▸ **Actions to take**
#1 According to the Paul Hudson interview, how many seats on the Michigan Supreme Court will be filled this year?
#2 Please decide whether each statement agrees with the Paul Hudson interview, giving yes or no and quoting the deciding words: (a) Hudson has handled more than 150 cases in the Michigan appeals courts. (b) Candidates' party affiliations are printed on the ballot. (c) Hudson has practiced law for 20 years.

▸ **Extract to read**
* * * * *

Meet the MI Supreme Court Candidates: Paul Hudson
This year, Michigan voters will elect justices to serve on the Michigan Supreme Court. Two of the seven seats will be filled. They'll go to the candidates with the two highest vote totals. Michigan Radio's Morning Edition is featuring interviews with each of the five candidates running for the court.
Paul Hudson is an attorney with Miller Canfield. He chairs the firm's appeals group. Hudson also clerked for Judge Raymond Kethledge in the U.S. Court of Appeals for the 6th Circuit.
Hudson was nominated by the Republican Party, although candidates appear without party affiliation on the ballot.
He spoke with Michigan Radio's Doug Tribou.
Doug Tribou: Let's start with a bit about your legal career. Tell us about the kinds of cases you work on now and how that work would inform your work on the Supreme Court if you're elected.
Paul Hudson: I've been practicing law for 16 years, and for the past decade or so, I've specialized in cases in the Michigan Supreme Court and the Court of Appeals. I've handled over 150 cases in the Michigan appeals courts. I also serve on my firm's pro bono committee, and I've dedicated my time to providing free legal services to those who need representation. So I've been very fortunate to have a varied and diverse career.
DT: Is there a particular type of case that you specialize in, or is it wide-ranging because of the nature of the firm?
PH: It really is wide-ranging. I'll tell you my very favorite case that I've ever handled. I represented a retired couple who had built their dream home on a little lake in West Michigan, and their neighbors sued to have the house torn down.

* * * * *

▸ **Information given**
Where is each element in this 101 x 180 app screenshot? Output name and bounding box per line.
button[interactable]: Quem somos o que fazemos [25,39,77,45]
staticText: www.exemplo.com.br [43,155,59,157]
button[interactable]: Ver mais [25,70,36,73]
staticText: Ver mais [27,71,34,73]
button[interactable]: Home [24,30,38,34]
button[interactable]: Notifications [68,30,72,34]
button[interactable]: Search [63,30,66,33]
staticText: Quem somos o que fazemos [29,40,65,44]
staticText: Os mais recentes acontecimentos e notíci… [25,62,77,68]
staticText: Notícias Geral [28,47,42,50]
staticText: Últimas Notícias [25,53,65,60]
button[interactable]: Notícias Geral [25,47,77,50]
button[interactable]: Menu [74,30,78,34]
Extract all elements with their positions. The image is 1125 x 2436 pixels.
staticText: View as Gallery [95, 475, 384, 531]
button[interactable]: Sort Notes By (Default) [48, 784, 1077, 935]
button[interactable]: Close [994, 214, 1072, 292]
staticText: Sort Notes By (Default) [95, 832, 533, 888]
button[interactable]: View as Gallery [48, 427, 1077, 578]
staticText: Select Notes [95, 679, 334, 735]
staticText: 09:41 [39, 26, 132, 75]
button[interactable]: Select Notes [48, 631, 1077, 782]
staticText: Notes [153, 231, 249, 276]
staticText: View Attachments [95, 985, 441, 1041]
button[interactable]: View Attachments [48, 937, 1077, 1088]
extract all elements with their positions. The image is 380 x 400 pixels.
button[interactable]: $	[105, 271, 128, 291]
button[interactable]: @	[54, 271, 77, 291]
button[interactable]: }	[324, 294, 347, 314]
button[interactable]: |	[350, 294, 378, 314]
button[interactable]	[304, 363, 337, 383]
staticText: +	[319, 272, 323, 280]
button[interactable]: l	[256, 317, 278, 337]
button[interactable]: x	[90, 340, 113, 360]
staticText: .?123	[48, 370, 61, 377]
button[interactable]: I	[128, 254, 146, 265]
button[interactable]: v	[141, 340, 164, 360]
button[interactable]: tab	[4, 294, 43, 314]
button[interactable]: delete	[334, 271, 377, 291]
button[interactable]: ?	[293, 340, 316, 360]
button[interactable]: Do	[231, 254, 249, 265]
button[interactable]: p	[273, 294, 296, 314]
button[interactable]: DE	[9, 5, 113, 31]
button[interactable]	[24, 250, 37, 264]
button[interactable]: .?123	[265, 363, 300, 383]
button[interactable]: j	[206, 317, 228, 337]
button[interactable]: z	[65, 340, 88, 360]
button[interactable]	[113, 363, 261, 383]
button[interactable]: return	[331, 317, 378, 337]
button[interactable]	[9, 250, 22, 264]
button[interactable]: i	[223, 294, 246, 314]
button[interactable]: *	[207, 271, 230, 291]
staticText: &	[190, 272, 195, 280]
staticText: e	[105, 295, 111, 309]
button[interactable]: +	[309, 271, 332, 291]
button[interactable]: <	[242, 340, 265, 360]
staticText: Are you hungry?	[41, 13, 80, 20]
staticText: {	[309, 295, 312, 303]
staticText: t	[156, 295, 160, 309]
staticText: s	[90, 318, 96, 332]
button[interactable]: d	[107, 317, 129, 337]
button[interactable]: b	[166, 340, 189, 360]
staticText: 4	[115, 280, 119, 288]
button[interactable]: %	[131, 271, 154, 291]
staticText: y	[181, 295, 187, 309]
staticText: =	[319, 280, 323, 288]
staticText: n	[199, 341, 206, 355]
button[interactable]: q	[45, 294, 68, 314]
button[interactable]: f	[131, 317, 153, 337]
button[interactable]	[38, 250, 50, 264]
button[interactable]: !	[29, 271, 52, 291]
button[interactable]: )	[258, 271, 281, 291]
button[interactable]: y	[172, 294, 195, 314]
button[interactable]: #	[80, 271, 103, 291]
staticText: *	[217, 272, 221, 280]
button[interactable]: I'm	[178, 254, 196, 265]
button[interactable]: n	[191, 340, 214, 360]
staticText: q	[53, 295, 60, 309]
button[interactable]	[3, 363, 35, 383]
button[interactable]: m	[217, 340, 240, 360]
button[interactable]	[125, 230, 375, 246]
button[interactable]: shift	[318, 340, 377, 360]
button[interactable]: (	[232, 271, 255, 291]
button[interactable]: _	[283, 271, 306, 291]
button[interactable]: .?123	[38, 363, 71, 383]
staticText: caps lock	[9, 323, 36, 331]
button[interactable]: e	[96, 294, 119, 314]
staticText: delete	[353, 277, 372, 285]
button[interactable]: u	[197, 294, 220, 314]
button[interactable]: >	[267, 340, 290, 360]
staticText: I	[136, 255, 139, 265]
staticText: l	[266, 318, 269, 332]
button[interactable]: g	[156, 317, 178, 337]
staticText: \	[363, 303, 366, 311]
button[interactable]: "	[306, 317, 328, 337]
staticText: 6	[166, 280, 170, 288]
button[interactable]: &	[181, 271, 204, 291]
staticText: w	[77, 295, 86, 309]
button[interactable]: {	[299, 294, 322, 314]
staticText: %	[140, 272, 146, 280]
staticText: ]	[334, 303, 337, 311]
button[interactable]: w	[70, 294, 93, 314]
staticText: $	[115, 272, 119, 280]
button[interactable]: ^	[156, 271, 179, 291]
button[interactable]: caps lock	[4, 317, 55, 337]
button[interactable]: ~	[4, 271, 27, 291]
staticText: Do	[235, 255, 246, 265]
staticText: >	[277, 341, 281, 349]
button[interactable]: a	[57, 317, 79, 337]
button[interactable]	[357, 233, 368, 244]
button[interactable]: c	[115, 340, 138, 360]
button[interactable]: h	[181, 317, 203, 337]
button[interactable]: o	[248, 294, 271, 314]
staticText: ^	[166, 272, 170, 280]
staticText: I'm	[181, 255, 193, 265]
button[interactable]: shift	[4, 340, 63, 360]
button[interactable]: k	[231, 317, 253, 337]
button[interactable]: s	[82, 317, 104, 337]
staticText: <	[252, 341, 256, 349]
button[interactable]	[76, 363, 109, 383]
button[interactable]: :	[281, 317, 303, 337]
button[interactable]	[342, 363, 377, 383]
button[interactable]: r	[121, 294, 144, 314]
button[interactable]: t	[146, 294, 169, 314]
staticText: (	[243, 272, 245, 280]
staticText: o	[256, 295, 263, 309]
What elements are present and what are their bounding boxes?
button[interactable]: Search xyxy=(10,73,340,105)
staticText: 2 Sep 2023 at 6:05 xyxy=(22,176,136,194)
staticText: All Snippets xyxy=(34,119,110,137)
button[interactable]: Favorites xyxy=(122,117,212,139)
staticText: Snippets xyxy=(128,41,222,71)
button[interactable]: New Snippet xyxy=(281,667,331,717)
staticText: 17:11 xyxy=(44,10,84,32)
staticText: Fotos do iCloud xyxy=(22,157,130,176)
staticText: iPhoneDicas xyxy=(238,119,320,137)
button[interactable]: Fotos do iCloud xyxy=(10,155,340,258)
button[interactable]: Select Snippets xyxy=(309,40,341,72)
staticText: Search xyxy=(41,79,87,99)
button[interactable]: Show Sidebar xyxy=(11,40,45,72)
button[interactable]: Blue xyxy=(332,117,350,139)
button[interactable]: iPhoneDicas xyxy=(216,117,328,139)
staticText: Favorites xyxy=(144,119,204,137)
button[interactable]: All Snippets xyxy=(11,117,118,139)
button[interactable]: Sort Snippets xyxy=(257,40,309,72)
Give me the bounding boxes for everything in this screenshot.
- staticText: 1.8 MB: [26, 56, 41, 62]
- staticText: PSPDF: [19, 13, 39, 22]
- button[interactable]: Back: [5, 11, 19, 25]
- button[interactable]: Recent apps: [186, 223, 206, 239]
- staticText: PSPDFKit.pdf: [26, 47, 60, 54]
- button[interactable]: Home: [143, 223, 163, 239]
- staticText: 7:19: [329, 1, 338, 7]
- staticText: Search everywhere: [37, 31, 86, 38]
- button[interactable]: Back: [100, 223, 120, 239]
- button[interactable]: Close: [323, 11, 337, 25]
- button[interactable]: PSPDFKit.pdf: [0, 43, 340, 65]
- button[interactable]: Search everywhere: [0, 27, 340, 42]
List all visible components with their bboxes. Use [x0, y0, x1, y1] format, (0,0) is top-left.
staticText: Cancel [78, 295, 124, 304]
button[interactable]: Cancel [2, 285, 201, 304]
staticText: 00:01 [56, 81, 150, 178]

* * * * *

▸ **The replies**
#1 Two of the seven seats.

#2
(a) Yes: "I've handled over 150 cases in the Michigan appeals courts."
(b) No: "candidates appear without party affiliation on the ballot."
(c) No: "I've been practicing law for 16 years"